* AIM OF THE EXERCISE:
Copy the material below, replacing every "Temps" with "Time" and changing nothing else.

════════════════

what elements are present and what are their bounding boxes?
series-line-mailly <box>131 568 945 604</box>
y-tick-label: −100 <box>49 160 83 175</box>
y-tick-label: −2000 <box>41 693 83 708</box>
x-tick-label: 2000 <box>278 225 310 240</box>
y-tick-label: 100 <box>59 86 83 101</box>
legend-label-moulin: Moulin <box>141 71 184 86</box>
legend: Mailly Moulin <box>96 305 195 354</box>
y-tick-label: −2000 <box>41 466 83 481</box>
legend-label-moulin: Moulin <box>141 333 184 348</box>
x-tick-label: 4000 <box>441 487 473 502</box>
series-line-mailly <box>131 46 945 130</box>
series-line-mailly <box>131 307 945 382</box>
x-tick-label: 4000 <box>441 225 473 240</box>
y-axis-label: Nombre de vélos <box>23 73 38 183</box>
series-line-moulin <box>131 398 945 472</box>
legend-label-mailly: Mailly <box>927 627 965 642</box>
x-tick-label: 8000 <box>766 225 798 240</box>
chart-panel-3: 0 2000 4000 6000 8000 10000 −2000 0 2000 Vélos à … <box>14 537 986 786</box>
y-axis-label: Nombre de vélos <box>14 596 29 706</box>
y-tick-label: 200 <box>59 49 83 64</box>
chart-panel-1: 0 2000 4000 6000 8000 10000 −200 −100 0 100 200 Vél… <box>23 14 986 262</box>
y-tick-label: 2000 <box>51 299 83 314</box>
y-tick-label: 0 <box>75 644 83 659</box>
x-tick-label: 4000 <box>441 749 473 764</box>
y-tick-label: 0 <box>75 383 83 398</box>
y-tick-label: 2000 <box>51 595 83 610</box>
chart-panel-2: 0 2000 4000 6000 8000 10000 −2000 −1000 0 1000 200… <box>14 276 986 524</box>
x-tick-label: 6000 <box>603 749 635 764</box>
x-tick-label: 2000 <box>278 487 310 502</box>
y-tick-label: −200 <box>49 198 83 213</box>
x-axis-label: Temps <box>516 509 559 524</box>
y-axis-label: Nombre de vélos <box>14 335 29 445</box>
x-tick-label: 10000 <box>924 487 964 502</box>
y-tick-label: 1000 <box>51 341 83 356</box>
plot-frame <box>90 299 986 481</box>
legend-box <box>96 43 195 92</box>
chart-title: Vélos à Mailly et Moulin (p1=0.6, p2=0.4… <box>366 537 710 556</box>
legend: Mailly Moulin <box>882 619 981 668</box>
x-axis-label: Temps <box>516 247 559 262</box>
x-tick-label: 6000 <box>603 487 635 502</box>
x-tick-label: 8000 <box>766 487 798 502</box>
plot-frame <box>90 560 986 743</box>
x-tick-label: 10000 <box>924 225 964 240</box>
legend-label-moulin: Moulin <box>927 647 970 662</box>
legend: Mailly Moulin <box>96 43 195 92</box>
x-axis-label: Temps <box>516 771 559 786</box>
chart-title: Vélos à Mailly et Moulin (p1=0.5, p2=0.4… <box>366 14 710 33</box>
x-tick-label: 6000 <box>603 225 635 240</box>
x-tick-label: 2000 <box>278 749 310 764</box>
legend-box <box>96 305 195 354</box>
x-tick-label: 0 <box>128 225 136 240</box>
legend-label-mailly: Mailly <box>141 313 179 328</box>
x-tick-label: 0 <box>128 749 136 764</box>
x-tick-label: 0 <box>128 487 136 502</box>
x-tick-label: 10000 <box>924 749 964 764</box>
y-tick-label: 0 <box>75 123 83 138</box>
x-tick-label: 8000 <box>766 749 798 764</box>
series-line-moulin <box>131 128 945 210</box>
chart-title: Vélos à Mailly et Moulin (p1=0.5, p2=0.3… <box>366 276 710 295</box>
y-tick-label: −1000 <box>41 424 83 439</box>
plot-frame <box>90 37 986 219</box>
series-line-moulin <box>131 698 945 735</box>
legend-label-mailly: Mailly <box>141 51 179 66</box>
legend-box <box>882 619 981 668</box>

════════════════

* THE ANSWER:
what elements are present and what are their bounding boxes?
series-line-mailly <box>131 568 945 604</box>
y-tick-label: −100 <box>49 160 83 175</box>
y-tick-label: −2000 <box>41 693 83 708</box>
x-tick-label: 2000 <box>278 225 310 240</box>
y-tick-label: 100 <box>59 86 83 101</box>
legend-label-moulin: Moulin <box>141 71 184 86</box>
legend: Mailly Moulin <box>96 305 195 354</box>
y-tick-label: −2000 <box>41 466 83 481</box>
legend-label-moulin: Moulin <box>141 333 184 348</box>
x-tick-label: 4000 <box>441 487 473 502</box>
series-line-mailly <box>131 46 945 130</box>
series-line-mailly <box>131 307 945 382</box>
x-tick-label: 4000 <box>441 225 473 240</box>
y-axis-label: Nombre de vélos <box>23 73 38 183</box>
series-line-moulin <box>131 398 945 472</box>
legend-label-mailly: Mailly <box>927 627 965 642</box>
x-tick-label: 8000 <box>766 225 798 240</box>
chart-panel-3: 0 2000 4000 6000 8000 10000 −2000 0 2000 Vélos à … <box>14 537 986 786</box>
y-axis-label: Nombre de vélos <box>14 596 29 706</box>
y-tick-label: 200 <box>59 49 83 64</box>
chart-panel-1: 0 2000 4000 6000 8000 10000 −200 −100 0 100 200 Vél… <box>23 14 986 262</box>
y-tick-label: 2000 <box>51 299 83 314</box>
y-tick-label: 0 <box>75 644 83 659</box>
x-tick-label: 4000 <box>441 749 473 764</box>
y-tick-label: 0 <box>75 383 83 398</box>
y-tick-label: 2000 <box>51 595 83 610</box>
chart-panel-2: 0 2000 4000 6000 8000 10000 −2000 −1000 0 1000 200… <box>14 276 986 524</box>
x-tick-label: 6000 <box>603 749 635 764</box>
x-tick-label: 2000 <box>278 487 310 502</box>
y-tick-label: −200 <box>49 198 83 213</box>
x-axis-label: Time <box>516 509 559 524</box>
y-axis-label: Nombre de vélos <box>14 335 29 445</box>
x-tick-label: 10000 <box>924 487 964 502</box>
y-tick-label: 1000 <box>51 341 83 356</box>
plot-frame <box>90 299 986 481</box>
legend-box <box>96 43 195 92</box>
chart-title: Vélos à Mailly et Moulin (p1=0.6, p2=0.4… <box>366 537 710 556</box>
legend: Mailly Moulin <box>882 619 981 668</box>
x-axis-label: Time <box>516 247 559 262</box>
x-tick-label: 6000 <box>603 487 635 502</box>
x-tick-label: 8000 <box>766 487 798 502</box>
plot-frame <box>90 560 986 743</box>
x-tick-label: 10000 <box>924 225 964 240</box>
legend-label-moulin: Moulin <box>927 647 970 662</box>
legend: Mailly Moulin <box>96 43 195 92</box>
x-axis-label: Time <box>516 771 559 786</box>
chart-title: Vélos à Mailly et Moulin (p1=0.5, p2=0.4… <box>366 14 710 33</box>
x-tick-label: 6000 <box>603 225 635 240</box>
x-tick-label: 2000 <box>278 749 310 764</box>
legend-box <box>96 305 195 354</box>
x-tick-label: 0 <box>128 225 136 240</box>
legend-label-mailly: Mailly <box>141 313 179 328</box>
x-tick-label: 0 <box>128 749 136 764</box>
x-tick-label: 0 <box>128 487 136 502</box>
x-tick-label: 10000 <box>924 749 964 764</box>
y-tick-label: 0 <box>75 123 83 138</box>
x-tick-label: 8000 <box>766 749 798 764</box>
series-line-moulin <box>131 128 945 210</box>
chart-title: Vélos à Mailly et Moulin (p1=0.5, p2=0.3… <box>366 276 710 295</box>
y-tick-label: −1000 <box>41 424 83 439</box>
plot-frame <box>90 37 986 219</box>
series-line-moulin <box>131 698 945 735</box>
legend-label-mailly: Mailly <box>141 51 179 66</box>
legend-box <box>882 619 981 668</box>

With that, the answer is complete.